Reproduce the listing word for word, leaving every picture behind.

— start —

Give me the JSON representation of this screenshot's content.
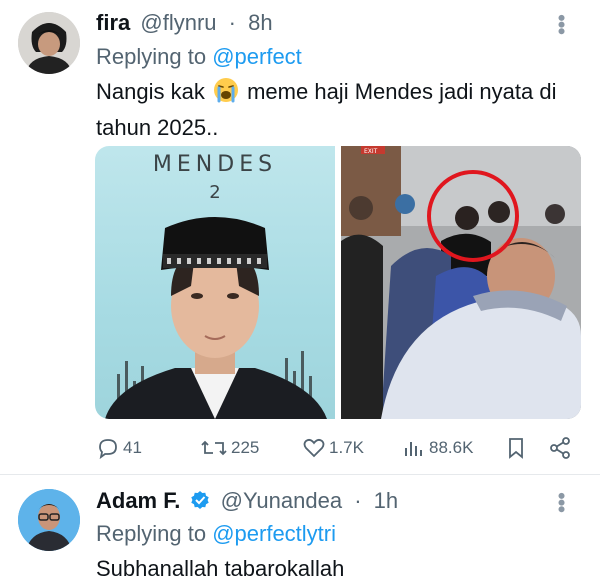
{
  "tweet1": {
    "name": "fira",
    "handle": "@flynru",
    "time": "8h",
    "replying_prefix": "Replying to",
    "replying_to": "@perfect",
    "text_before_emoji": "Nangis kak",
    "emoji": "loudly-crying-face",
    "text_after_emoji": "meme haji Mendes jadi nyata di tahun 2025..",
    "media_left": {
      "title": "MENDES",
      "number": "2"
    },
    "media_right": {
      "sign": "EXIT"
    },
    "actions": {
      "replies": "41",
      "reposts": "225",
      "likes": "1.7K",
      "views": "88.6K"
    }
  },
  "tweet2": {
    "name": "Adam F.",
    "verified": true,
    "handle": "@Yunandea",
    "time": "1h",
    "replying_prefix": "Replying to",
    "replying_to": "@perfectlytri",
    "text": "Subhanallah tabarokallah"
  },
  "colors": {
    "accent": "#1d9bf0",
    "secondary_text": "#536471",
    "primary_text": "#0f1419",
    "highlight_circle": "#e0161e"
  }
}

— end —

Output below |
Give me the JSON representation of this screenshot's content.
{
  "tweet1": {
    "name": "fira",
    "handle": "@flynru",
    "time": "8h",
    "replying_prefix": "Replying to",
    "replying_to": "@perfect",
    "text_before_emoji": "Nangis kak",
    "emoji": "loudly-crying-face",
    "text_after_emoji": "meme haji Mendes jadi nyata di tahun 2025..",
    "media_left": {
      "title": "MENDES",
      "number": "2"
    },
    "media_right": {
      "sign": "EXIT"
    },
    "actions": {
      "replies": "41",
      "reposts": "225",
      "likes": "1.7K",
      "views": "88.6K"
    }
  },
  "tweet2": {
    "name": "Adam F.",
    "verified": true,
    "handle": "@Yunandea",
    "time": "1h",
    "replying_prefix": "Replying to",
    "replying_to": "@perfectlytri",
    "text": "Subhanallah tabarokallah"
  },
  "colors": {
    "accent": "#1d9bf0",
    "secondary_text": "#536471",
    "primary_text": "#0f1419",
    "highlight_circle": "#e0161e"
  }
}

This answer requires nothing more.